> _DO THIS_: Write out every line of the material exactly as it appears.

> _DATA SUPPLIED_:
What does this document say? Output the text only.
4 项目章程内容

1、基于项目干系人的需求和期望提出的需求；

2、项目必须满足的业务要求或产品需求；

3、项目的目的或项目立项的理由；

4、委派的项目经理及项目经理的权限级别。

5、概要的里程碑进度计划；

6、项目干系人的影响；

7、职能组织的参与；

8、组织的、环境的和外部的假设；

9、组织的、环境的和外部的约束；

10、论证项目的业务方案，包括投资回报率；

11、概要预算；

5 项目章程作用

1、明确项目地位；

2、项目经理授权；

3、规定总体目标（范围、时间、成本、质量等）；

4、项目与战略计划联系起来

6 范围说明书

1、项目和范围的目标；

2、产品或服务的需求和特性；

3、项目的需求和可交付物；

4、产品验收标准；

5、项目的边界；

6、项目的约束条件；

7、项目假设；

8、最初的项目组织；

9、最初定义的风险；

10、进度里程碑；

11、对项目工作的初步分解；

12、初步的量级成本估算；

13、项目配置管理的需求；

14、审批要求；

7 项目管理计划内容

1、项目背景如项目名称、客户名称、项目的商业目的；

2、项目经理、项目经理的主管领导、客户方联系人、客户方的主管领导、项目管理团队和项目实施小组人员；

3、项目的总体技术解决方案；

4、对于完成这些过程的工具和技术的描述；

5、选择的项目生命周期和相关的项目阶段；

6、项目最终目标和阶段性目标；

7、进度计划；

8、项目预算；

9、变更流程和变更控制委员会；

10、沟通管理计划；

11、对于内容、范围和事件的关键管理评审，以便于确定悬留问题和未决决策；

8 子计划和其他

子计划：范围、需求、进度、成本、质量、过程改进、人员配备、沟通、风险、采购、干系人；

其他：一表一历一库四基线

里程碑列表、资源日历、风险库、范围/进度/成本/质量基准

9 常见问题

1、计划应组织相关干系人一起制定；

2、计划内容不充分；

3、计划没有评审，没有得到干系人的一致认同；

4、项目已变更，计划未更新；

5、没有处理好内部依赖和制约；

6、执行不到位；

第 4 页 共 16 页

> _COMPLETE OUTPUT_:
What does this document say? Output the text only.
4 项目章程内容

1、基于项目干系人的需求和期望提出的需求；

2、项目必须满足的业务要求或产品需求；

3、项目的目的或项目立项的理由；

4、委派的项目经理及项目经理的权限级别。

5、概要的里程碑进度计划；

6、项目干系人的影响；

7、职能组织的参与；

8、组织的、环境的和外部的假设；

9、组织的、环境的和外部的约束；

10、论证项目的业务方案，包括投资回报率；

11、概要预算；

5 项目章程作用

1、明确项目地位；

2、项目经理授权；

3、规定总体目标（范围、时间、成本、质量等）；

4、项目与战略计划联系起来

6 范围说明书

1、项目和范围的目标；

2、产品或服务的需求和特性；

3、项目的需求和可交付物；

4、产品验收标准；

5、项目的边界；

6、项目的约束条件；

7、项目假设；

8、最初的项目组织；

9、最初定义的风险；

10、进度里程碑；

11、对项目工作的初步分解；

12、初步的量级成本估算；

13、项目配置管理的需求；

14、审批要求；

7 项目管理计划内容

1、项目背景如项目名称、客户名称、项目的商业目的；

2、项目经理、项目经理的主管领导、客户方联系人、客户方的主管领导、项目管理团队和项目实施小组人员；

3、项目的总体技术解决方案；

4、对于完成这些过程的工具和技术的描述；

5、选择的项目生命周期和相关的项目阶段；

6、项目最终目标和阶段性目标；

7、进度计划；

8、项目预算；

9、变更流程和变更控制委员会；

10、沟通管理计划；

11、对于内容、范围和事件的关键管理评审，以便于确定悬留问题和未决决策；

8 子计划和其他

子计划：范围、需求、进度、成本、质量、过程改进、人员配备、沟通、风险、采购、干系人；

其他：一表一历一库四基线

里程碑列表、资源日历、风险库、范围/进度/成本/质量基准

9 常见问题

1、计划应组织相关干系人一起制定；

2、计划内容不充分；

3、计划没有评审，没有得到干系人的一致认同；

4、项目已变更，计划未更新；

5、没有处理好内部依赖和制约；

6、执行不到位；

第 4 页 共 16 页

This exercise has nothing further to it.